- Task goal -
Without altering anything, output the material below.

-- Begin --

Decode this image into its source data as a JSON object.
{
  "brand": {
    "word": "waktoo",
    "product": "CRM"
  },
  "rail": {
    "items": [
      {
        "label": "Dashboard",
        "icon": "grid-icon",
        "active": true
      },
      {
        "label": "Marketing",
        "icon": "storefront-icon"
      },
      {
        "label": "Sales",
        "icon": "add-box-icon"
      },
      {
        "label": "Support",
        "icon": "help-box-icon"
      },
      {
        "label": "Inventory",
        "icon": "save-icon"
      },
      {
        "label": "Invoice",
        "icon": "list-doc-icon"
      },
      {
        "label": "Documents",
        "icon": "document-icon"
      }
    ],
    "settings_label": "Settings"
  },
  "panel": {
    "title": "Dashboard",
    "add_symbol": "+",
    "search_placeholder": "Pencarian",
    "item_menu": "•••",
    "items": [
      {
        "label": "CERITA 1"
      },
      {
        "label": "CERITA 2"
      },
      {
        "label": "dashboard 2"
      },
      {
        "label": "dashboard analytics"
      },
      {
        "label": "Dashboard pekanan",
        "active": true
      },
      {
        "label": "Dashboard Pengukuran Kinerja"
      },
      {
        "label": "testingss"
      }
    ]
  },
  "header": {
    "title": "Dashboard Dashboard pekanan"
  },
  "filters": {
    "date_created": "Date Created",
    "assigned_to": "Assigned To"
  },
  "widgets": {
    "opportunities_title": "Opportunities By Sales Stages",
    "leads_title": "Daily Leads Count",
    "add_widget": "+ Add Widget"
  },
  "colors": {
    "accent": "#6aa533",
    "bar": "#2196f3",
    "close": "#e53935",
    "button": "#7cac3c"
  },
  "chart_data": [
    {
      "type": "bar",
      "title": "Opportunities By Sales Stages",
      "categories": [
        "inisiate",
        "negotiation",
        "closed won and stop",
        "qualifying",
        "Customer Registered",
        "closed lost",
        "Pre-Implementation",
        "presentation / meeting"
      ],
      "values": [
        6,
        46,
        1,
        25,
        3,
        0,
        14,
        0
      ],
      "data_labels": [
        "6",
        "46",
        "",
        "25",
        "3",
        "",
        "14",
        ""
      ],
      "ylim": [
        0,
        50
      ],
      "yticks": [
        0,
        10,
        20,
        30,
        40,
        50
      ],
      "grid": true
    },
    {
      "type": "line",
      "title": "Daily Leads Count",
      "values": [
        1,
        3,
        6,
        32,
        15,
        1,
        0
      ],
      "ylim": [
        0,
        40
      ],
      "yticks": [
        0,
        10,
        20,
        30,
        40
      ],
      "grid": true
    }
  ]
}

-- End --

- Problem solution -
Decode this image into its source data as a JSON object.
{
  "brand": {
    "word": "waktoo",
    "product": "CRM"
  },
  "rail": {
    "items": [
      {
        "label": "Dashboard",
        "icon": "grid-icon",
        "active": true
      },
      {
        "label": "Marketing",
        "icon": "storefront-icon"
      },
      {
        "label": "Sales",
        "icon": "add-box-icon"
      },
      {
        "label": "Support",
        "icon": "help-box-icon"
      },
      {
        "label": "Inventory",
        "icon": "save-icon"
      },
      {
        "label": "Invoice",
        "icon": "list-doc-icon"
      },
      {
        "label": "Documents",
        "icon": "document-icon"
      }
    ],
    "settings_label": "Settings"
  },
  "panel": {
    "title": "Dashboard",
    "add_symbol": "+",
    "search_placeholder": "Pencarian",
    "item_menu": "•••",
    "items": [
      {
        "label": "CERITA 1"
      },
      {
        "label": "CERITA 2"
      },
      {
        "label": "dashboard 2"
      },
      {
        "label": "dashboard analytics"
      },
      {
        "label": "Dashboard pekanan",
        "active": true
      },
      {
        "label": "Dashboard Pengukuran Kinerja"
      },
      {
        "label": "testingss"
      }
    ]
  },
  "header": {
    "title": "Dashboard Dashboard pekanan"
  },
  "filters": {
    "date_created": "Date Created",
    "assigned_to": "Assigned To"
  },
  "widgets": {
    "opportunities_title": "Opportunities By Sales Stages",
    "leads_title": "Daily Leads Count",
    "add_widget": "+ Add Widget"
  },
  "colors": {
    "accent": "#6aa533",
    "bar": "#2196f3",
    "close": "#e53935",
    "button": "#7cac3c"
  },
  "chart_data": [
    {
      "type": "bar",
      "title": "Opportunities By Sales Stages",
      "categories": [
        "inisiate",
        "negotiation",
        "closed won and stop",
        "qualifying",
        "Customer Registered",
        "closed lost",
        "Pre-Implementation",
        "presentation / meeting"
      ],
      "values": [
        6,
        46,
        1,
        25,
        3,
        0,
        14,
        0
      ],
      "data_labels": [
        "6",
        "46",
        "",
        "25",
        "3",
        "",
        "14",
        ""
      ],
      "ylim": [
        0,
        50
      ],
      "yticks": [
        0,
        10,
        20,
        30,
        40,
        50
      ],
      "grid": true
    },
    {
      "type": "line",
      "title": "Daily Leads Count",
      "values": [
        1,
        3,
        6,
        32,
        15,
        1,
        0
      ],
      "ylim": [
        0,
        40
      ],
      "yticks": [
        0,
        10,
        20,
        30,
        40
      ],
      "grid": true
    }
  ]
}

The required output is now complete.